* start *

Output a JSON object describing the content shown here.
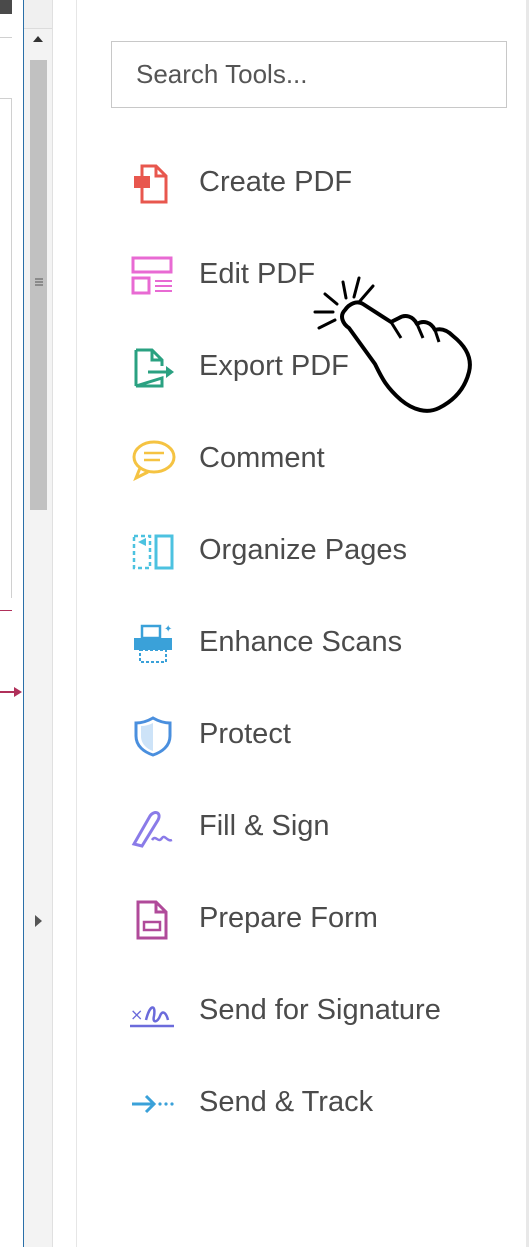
{
  "search": {
    "placeholder": "Search Tools..."
  },
  "tools": [
    {
      "label": "Create PDF",
      "icon": "create-pdf-icon",
      "color": "#e8574e"
    },
    {
      "label": "Edit PDF",
      "icon": "edit-pdf-icon",
      "color": "#e86ad3"
    },
    {
      "label": "Export PDF",
      "icon": "export-pdf-icon",
      "color": "#2aa181"
    },
    {
      "label": "Comment",
      "icon": "comment-icon",
      "color": "#f5c342"
    },
    {
      "label": "Organize Pages",
      "icon": "organize-pages-icon",
      "color": "#4cc2e0"
    },
    {
      "label": "Enhance Scans",
      "icon": "enhance-scans-icon",
      "color": "#3aa1d9"
    },
    {
      "label": "Protect",
      "icon": "protect-icon",
      "color": "#4a8fde"
    },
    {
      "label": "Fill & Sign",
      "icon": "fill-sign-icon",
      "color": "#8a7be8"
    },
    {
      "label": "Prepare Form",
      "icon": "prepare-form-icon",
      "color": "#b04a9a"
    },
    {
      "label": "Send for Signature",
      "icon": "send-for-signature-icon",
      "color": "#6b6bdb"
    },
    {
      "label": "Send & Track",
      "icon": "send-track-icon",
      "color": "#3aa1d9"
    }
  ]
}
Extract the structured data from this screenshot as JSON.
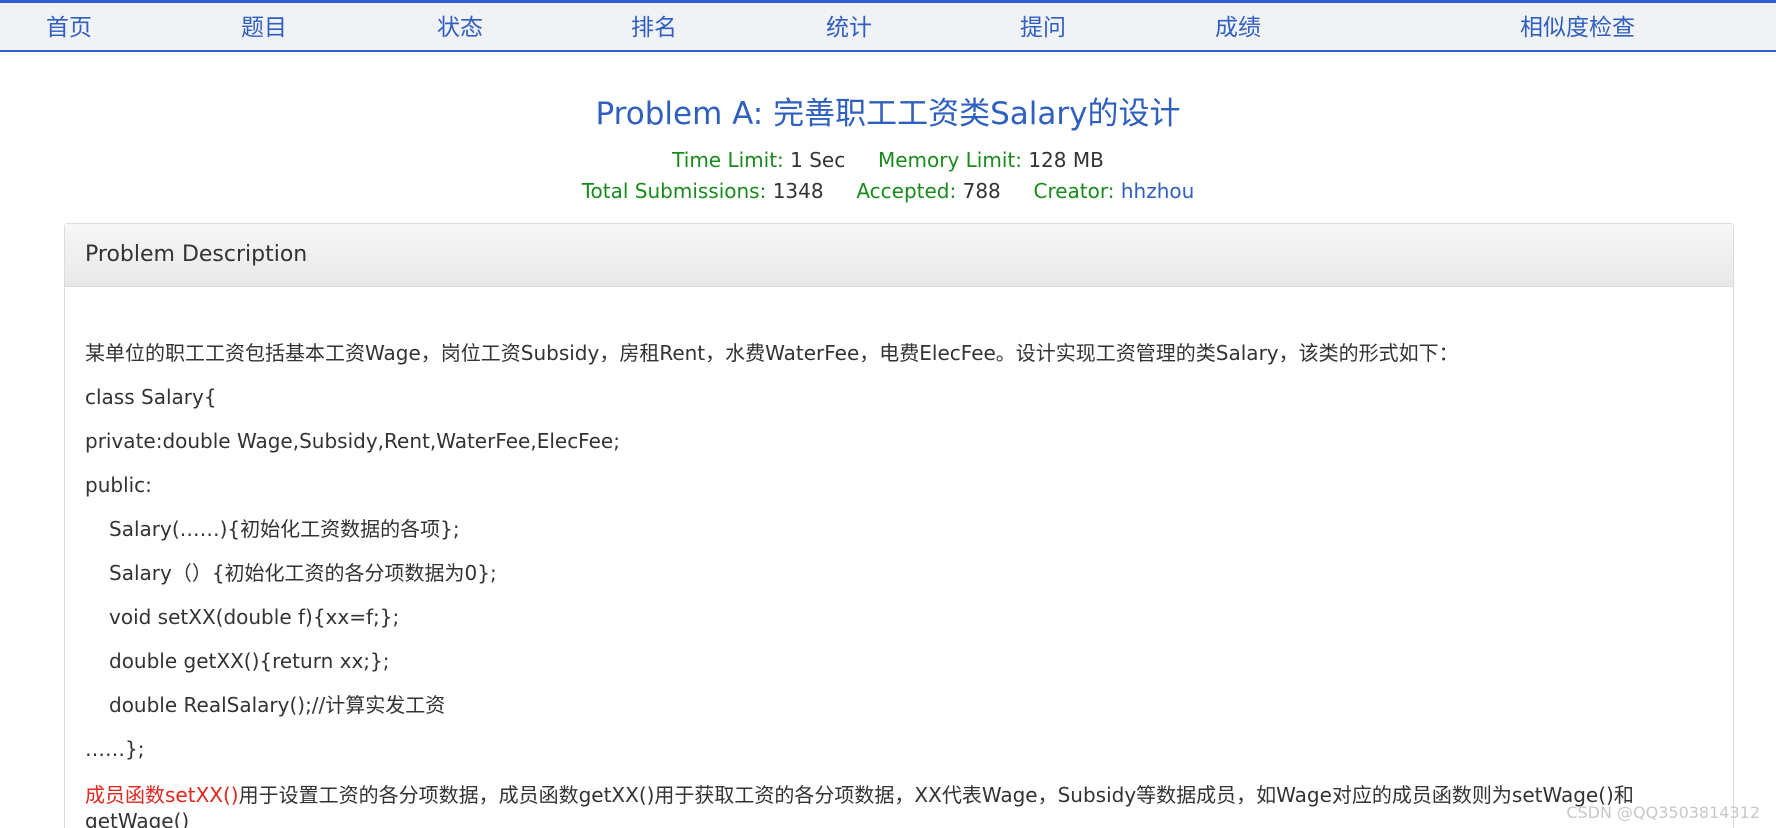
{
  "nav": {
    "items": [
      "首页",
      "题目",
      "状态",
      "排名",
      "统计",
      "提问",
      "成绩",
      "相似度检查"
    ]
  },
  "problem": {
    "title": "Problem A: 完善职工工资类Salary的设计",
    "time_limit_label": "Time Limit:",
    "time_limit_value": "1 Sec",
    "memory_limit_label": "Memory Limit:",
    "memory_limit_value": "128 MB",
    "total_submissions_label": "Total Submissions:",
    "total_submissions_value": "1348",
    "accepted_label": "Accepted:",
    "accepted_value": "788",
    "creator_label": "Creator:",
    "creator_value": "hhzhou"
  },
  "description": {
    "heading": "Problem Description",
    "lines": [
      "某单位的职工工资包括基本工资Wage，岗位工资Subsidy，房租Rent，水费WaterFee，电费ElecFee。设计实现工资管理的类Salary，该类的形式如下：",
      "class Salary{",
      "private:double Wage,Subsidy,Rent,WaterFee,ElecFee;",
      "public:",
      "Salary(……){初始化工资数据的各项};",
      "Salary（）{初始化工资的各分项数据为0};",
      "void setXX(double f){xx=f;};",
      "double getXX(){return xx;};",
      "double RealSalary();//计算实发工资",
      "……};"
    ],
    "last_line_red": "成员函数setXX()",
    "last_line_rest": "用于设置工资的各分项数据，成员函数getXX()用于获取工资的各分项数据，XX代表Wage，Subsidy等数据成员，如Wage对应的成员函数则为setWage()和",
    "last_line_wrap": "getWage()"
  },
  "watermark": "CSDN @QQ3503814312",
  "colors": {
    "nav_link": "#2f5fbf",
    "label_green": "#198a1c",
    "highlight_red": "#e0261d",
    "nav_border": "#2f5fd0"
  }
}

* end *

Look through the listing above. Pick out each line with "double" and copy it.

Complete response>
      "private:double Wage,Subsidy,Rent,WaterFee,ElecFee;",
      "void setXX(double f){xx=f;};",
      "double getXX(){return xx;};",
      "double RealSalary();//计算实发工资",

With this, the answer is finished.